Show every line below where "televizoru" can be found.

-- START OF INPUT ROWS --

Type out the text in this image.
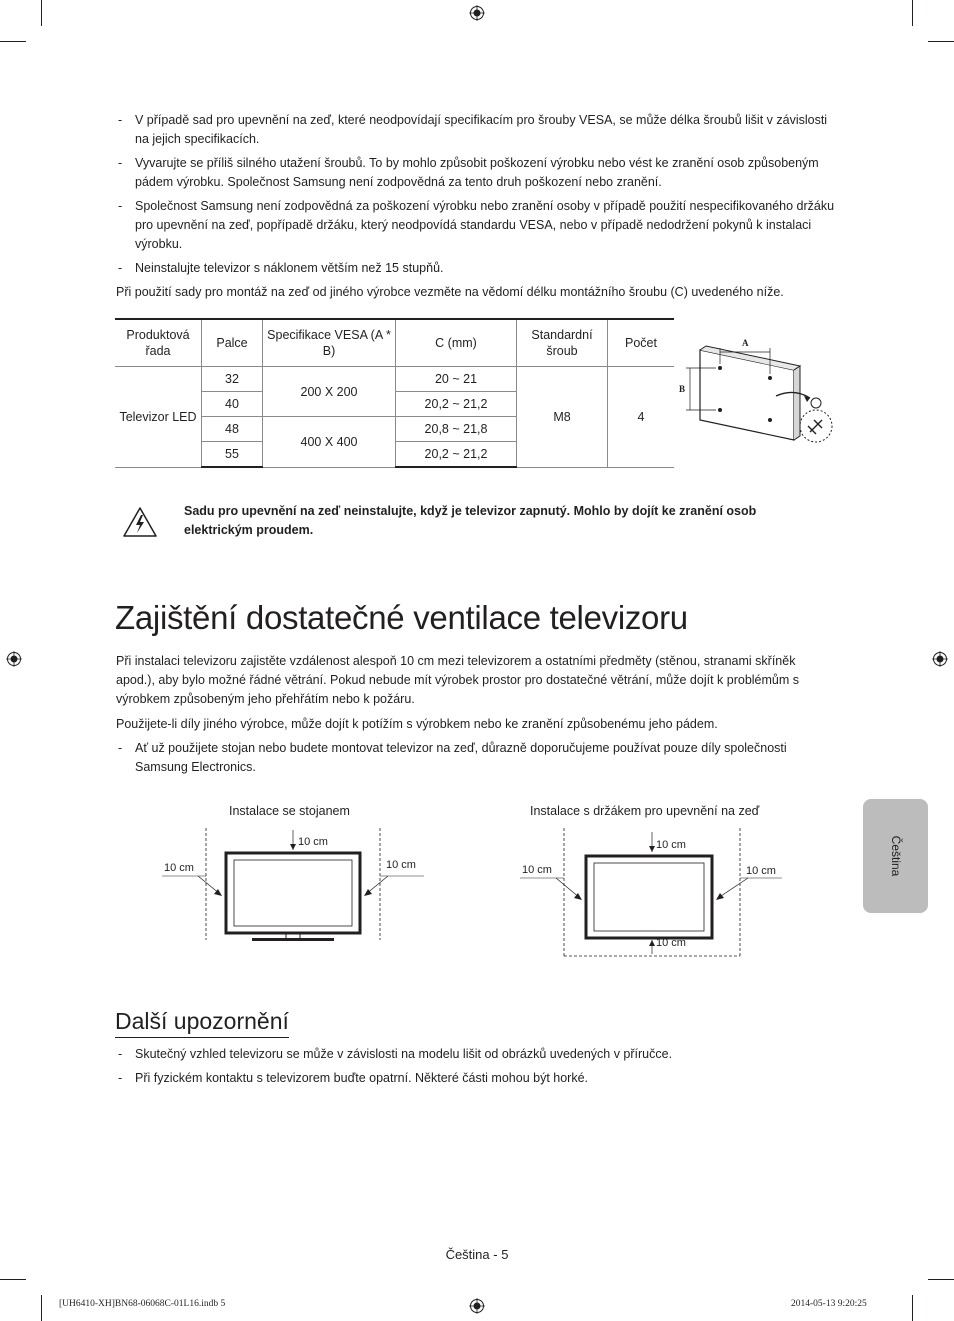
- V případě sad pro upevnění na zeď, které neodpovídají specifikacím pro šrouby VESA, se může délka šroubů lišit v závislosti na jejich specifikacích.
- Vyvarujte se příliš silného utažení šroubů. To by mohlo způsobit poškození výrobku nebo vést ke zranění osob způsobeným pádem výrobku. Společnost Samsung není zodpovědná za tento druh poškození nebo zranění.
- Společnost Samsung není zodpovědná za poškození výrobku nebo zranění osoby v případě použití nespecifikovaného držáku pro upevnění na zeď, popřípadě držáku, který neodpovídá standardu VESA, nebo v případě nedodržení pokynů k instalaci výrobku.
- Neinstalujte televizor s náklonem větším než 15 stupňů.
Při použití sady pro montáž na zeď od jiného výrobce vezměte na vědomí délku montážního šroubu (C) uvedeného níže.
Produktová řada	Palce	Specifikace VESA (A * B)	C (mm)	Standardní šroub	Počet
Televizor LED	32	200 X 200	20 ~ 21	M8	4
	40		20,2 ~ 21,2		
	48	400 X 400	20,8 ~ 21,8		
	55		20,2 ~ 21,2		
A
B
Sadu pro upevnění na zeď neinstalujte, když je televizor zapnutý. Mohlo by dojít ke zranění osob elektrickým proudem.
Zajištění dostatečné ventilace televizoru
Při instalaci televizoru zajistěte vzdálenost alespoň 10 cm mezi televizorem a ostatními předměty (stěnou, stranami skříněk apod.), aby bylo možné řádné větrání. Pokud nebude mít výrobek prostor pro dostatečné větrání, může dojít k problémům s výrobkem způsobeným jeho přehřátím nebo k požáru.
Použijete-li díly jiného výrobce, může dojít k potížím s výrobkem nebo ke zranění způsobenému jeho pádem.
- Ať už použijete stojan nebo budete montovat televizor na zeď, důrazně doporučujeme používat pouze díly společnosti Samsung Electronics.
Instalace se stojanem	Instalace s držákem pro upevnění na zeď
10 cm
10 cm	10 cm
10 cm
10 cm	10 cm
10 cm
Čeština
Další upozornění
- Skutečný vzhled televizoru se může v závislosti na modelu lišit od obrázků uvedených v příručce.
- Při fyzickém kontaktu s televizorem buďte opatrní. Některé části mohou být horké.
Čeština - 5
[UH6410-XH]BN68-06068C-01L16.indb 5	2014-05-13 9:20:25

-- END OF INPUT ROWS --

» ANSWER TO THE PROBLEM
Zajištění dostatečné ventilace televizoru
Při instalaci televizoru zajistěte vzdálenost alespoň 10 cm mezi televizorem a ostatními předměty (stěnou, stranami skříněk apod.), aby bylo možné řádné větrání. Pokud nebude mít výrobek prostor pro dostatečné větrání, může dojít k problémům s výrobkem způsobeným jeho přehřátím nebo k požáru.
- Skutečný vzhled televizoru se může v závislosti na modelu lišit od obrázků uvedených v příručce.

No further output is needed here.